▶ **Task description**
Copy each line of the material below that includes the string "document".

[Data records]
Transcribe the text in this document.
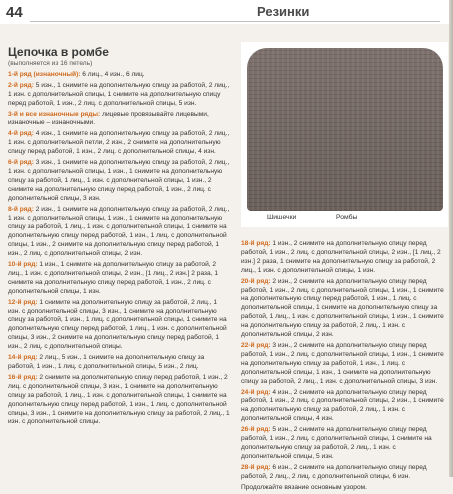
44	Резинки
Цепочка в ромбе
Шишечки	Ромбы

(выполняется из 16 петель)

1-й ряд (изнаночный): 6 лиц., 4 изн., 6 лиц.

2-й ряд: 5 изн., 1 снимите на дополнительную спицу за работой, 2 лиц., 1 изн. с дополнительной спицы, 1 снимите на дополнительную спицу перед работой, 1 изн., 2 лиц. с дополнительной спицы, 5 изн.

3-й и все изнаночные ряды: лицевые провязывайте лицевыми, изнаночные – изнаночными.

4-й ряд: 4 изн., 1 снимите на дополнительную спицу за работой, 2 лиц., 1 изн. с дополнительной петли, 2 изн., 2 снимите на дополнительную спицу перед работой, 1 изн., 2 лиц. с дополнительной спицы, 4 изн.

6-й ряд: 3 изн., 1 снимите на дополнительную спицу за работой, 2 лиц., 1 изн. с дополнительной спицы, 1 изн., 1 снимите на дополнительную спицу за работой, 1 лиц., 1 изн. с дополнительной спицы, 1 изн., 2 снимите на дополнительную спицу перед работой, 1 изн., 2 лиц. с дополнительной спицы, 3 изн.

8-й ряд: 2 изн., 1 снимите на дополнительную спицу за работой, 2 лиц., 1 изн. с дополнительной спицы, 1 изн., 1 снимите на дополнительную спицу за работой, 1 лиц., 1 изн. с дополнительной спицы, 1 снимите на дополнительную спицу перед работой, 1 изн., 1 лиц. с дополнительной спицы, 1 изн., 2 снимите на дополнительную спицу перед работой, 1 изн., 2 лиц. с дополнительной спицы, 2 изн.

10-й ряд: 1 изн., 1 снимите на дополнительную спицу за работой, 2 лиц., 1 изн. с дополнительной спицы, 2 изн., [1 лиц., 2 изн.] 2 раза, 1 снимите на дополнительную спицу перед работой, 1 изн., 2 лиц. с дополнительной спицы, 1 изн.

12-й ряд: 1 снимите на дополнительную спицу за работой, 2 лиц., 1 изн. с дополнительной спицы, 3 изн., 1 снимите на дополнительную спицу за работой, 1 изн., 1 лиц. с дополнительной спицы, 1 снимите на дополнительную спицу перед работой, 1 лиц., 1 изн. с дополнительной спицы, 3 изн., 2 снимите на дополнительную спицу перед работой, 1 изн., 2 лиц. с дополнительной спицы.

14-й ряд: 2 лиц., 5 изн., 1 снимите на дополнительную спицу за работой, 1 изн., 1 лиц. с дополнительной спицы, 5 изн., 2 лиц.

16-й ряд: 2 снимите на дополнительную спицу перед работой, 1 изн., 2 лиц. с дополнительной спицы, 3 изн., 1 снимите на дополнительную спицу за работой, 1 лиц., 1 изн. с дополнительной спицы, 1 снимите на дополнительную спицу перед работой, 1 изн., 1 лиц. с дополнительной спицы, 3 изн., 1 снимите на дополнительную спицу за работой, 2 лиц., 1 изн. с дополнительной спицы.

18-й ряд: 1 изн., 2 снимите на дополнительную спицу перед работой, 1 изн., 2 лиц. с дополнительной спицы, 2 изн., [1 лиц., 2 изн.] 2 раза, 1 снимите на дополнительную спицу за работой, 2 лиц., 1 изн. с дополнительной спицы, 1 изн.

20-й ряд: 2 изн., 2 снимите на дополнительную спицу перед работой, 1 изн., 2 лиц. с дополнительной спицы, 1 изн., 1 снимите на дополнительную спицу перед работой, 1 изн., 1 лиц. с дополнительной спицы, 1 снимите на дополнительную спицу за работой, 1 лиц., 1 изн. с дополнительной спицы, 1 изн., 1 снимите на дополнительную спицу за работой, 2 лиц., 1 изн. с дополнительной спицы, 2 изн.

22-й ряд: 3 изн., 2 снимите на дополнительную спицу перед работой, 1 изн., 2 лиц. с дополнительной спицы, 1 изн., 1 снимите на дополнительную спицу за работой, 1 изн., 1 лиц. с дополнительной спицы, 1 изн., 1 снимите на дополнительную спицу за работой, 2 лиц., 1 изн. с дополнительной спицы, 3 изн.

24-й ряд: 4 изн., 2 снимите на дополнительную спицу перед работой, 1 изн., 2 лиц. с дополнительной спицы, 2 изн., 1 снимите на дополнительную спицу за работой, 2 лиц., 1 изн. с дополнительной спицы, 4 изн.

26-й ряд: 5 изн., 2 снимите на дополнительную спицу перед работой, 1 изн., 2 лиц. с дополнительной спицы, 1 снимите на дополнительную спицу за работой, 2 лиц., 1 изн. с дополнительной спицы, 5 изн.

28-й ряд: 6 изн., 2 снимите на дополнительную спицу перед работой, 2 лиц., 2 лиц. с дополнительной спицы, 6 изн.

Продолжайте вязание основным узором.
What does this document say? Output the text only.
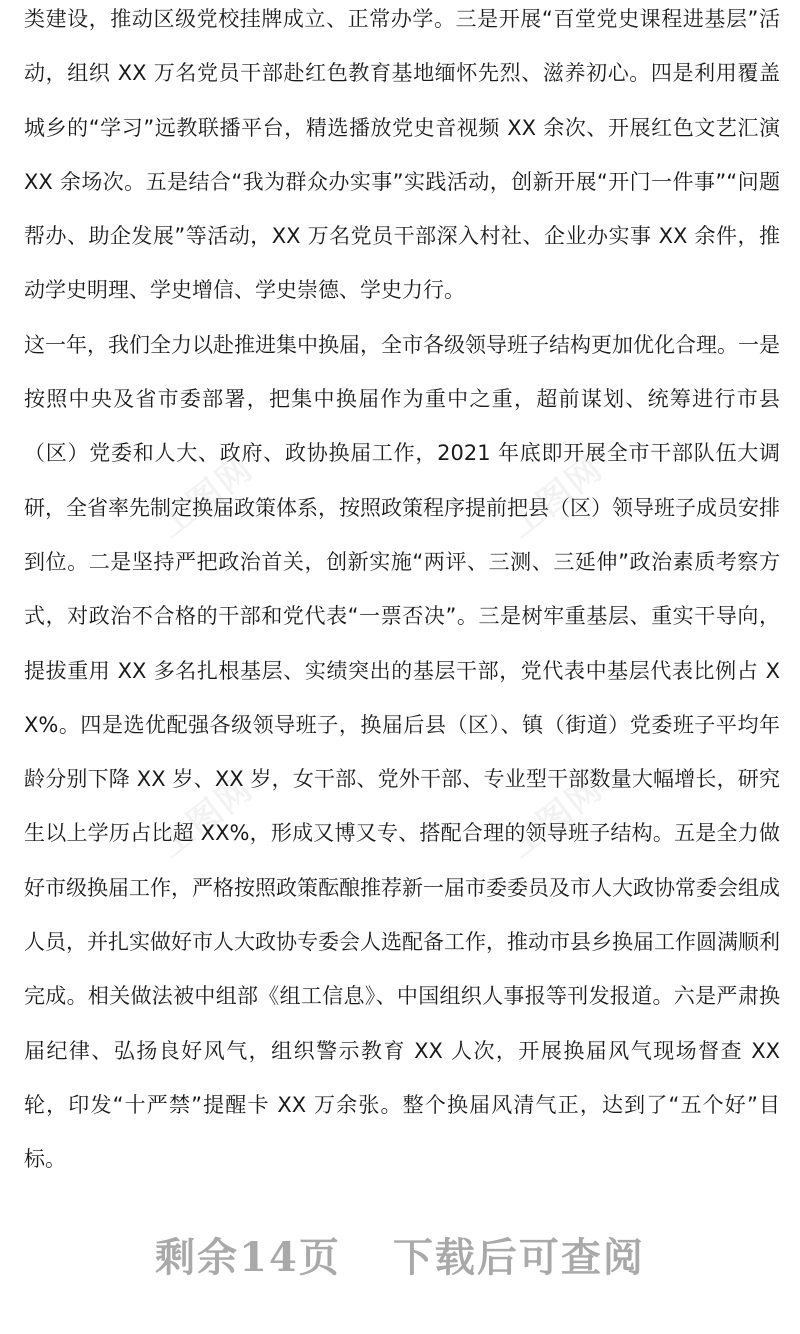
类建设，推动区级党校挂牌成立、正常办学。三是开展“百堂党史课程进基层”活动，组织 XX 万名党员干部赴红色教育基地缅怀先烈、滋养初心。四是利用覆盖城乡的“学习”远教联播平台，精选播放党史音视频 XX 余次、开展红色文艺汇演 XX 余场次。五是结合“我为群众办实事”实践活动，创新开展“开门一件事”“问题帮办、助企发展”等活动，XX 万名党员干部深入村社、企业办实事 XX 余件，推动学史明理、学史增信、学史崇德、学史力行。

这一年，我们全力以赴推进集中换届，全市各级领导班子结构更加优化合理。一是按照中央及省市委部署，把集中换届作为重中之重，超前谋划、统筹进行市县（区）党委和人大、政府、政协换届工作，2021 年底即开展全市干部队伍大调研，全省率先制定换届政策体系，按照政策程序提前把县（区）领导班子成员安排到位。二是坚持严把政治首关，创新实施“两评、三测、三延伸”政治素质考察方式，对政治不合格的干部和党代表“一票否决”。三是树牢重基层、重实干导向，提拔重用 XX 多名扎根基层、实绩突出的基层干部，党代表中基层代表比例占 XX%。四是选优配强各级领导班子，换届后县（区）、镇（街道）党委班子平均年龄分别下降 XX 岁、XX 岁，女干部、党外干部、专业型干部数量大幅增长，研究生以上学历占比超 XX%，形成又博又专、搭配合理的领导班子结构。五是全力做好市级换届工作，严格按照政策酝酿推荐新一届市委委员及市人大政协常委会组成人员，并扎实做好市人大政协专委会人选配备工作，推动市县乡换届工作圆满顺利完成。相关做法被中组部《组工信息》、中国组织人事报等刊发报道。六是严肃换届纪律、弘扬良好风气，组织警示教育 XX 人次，开展换届风气现场督查 XX 轮，印发“十严禁”提醒卡 XX 万余张。整个换届风清气正，达到了“五个好”目标。

工图网	工图网
工图网	工图网
剩余14页 下载后可查阅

▶ **Answer to the problem**
Transcribe the text in this document.
What does this document say? Output the text only.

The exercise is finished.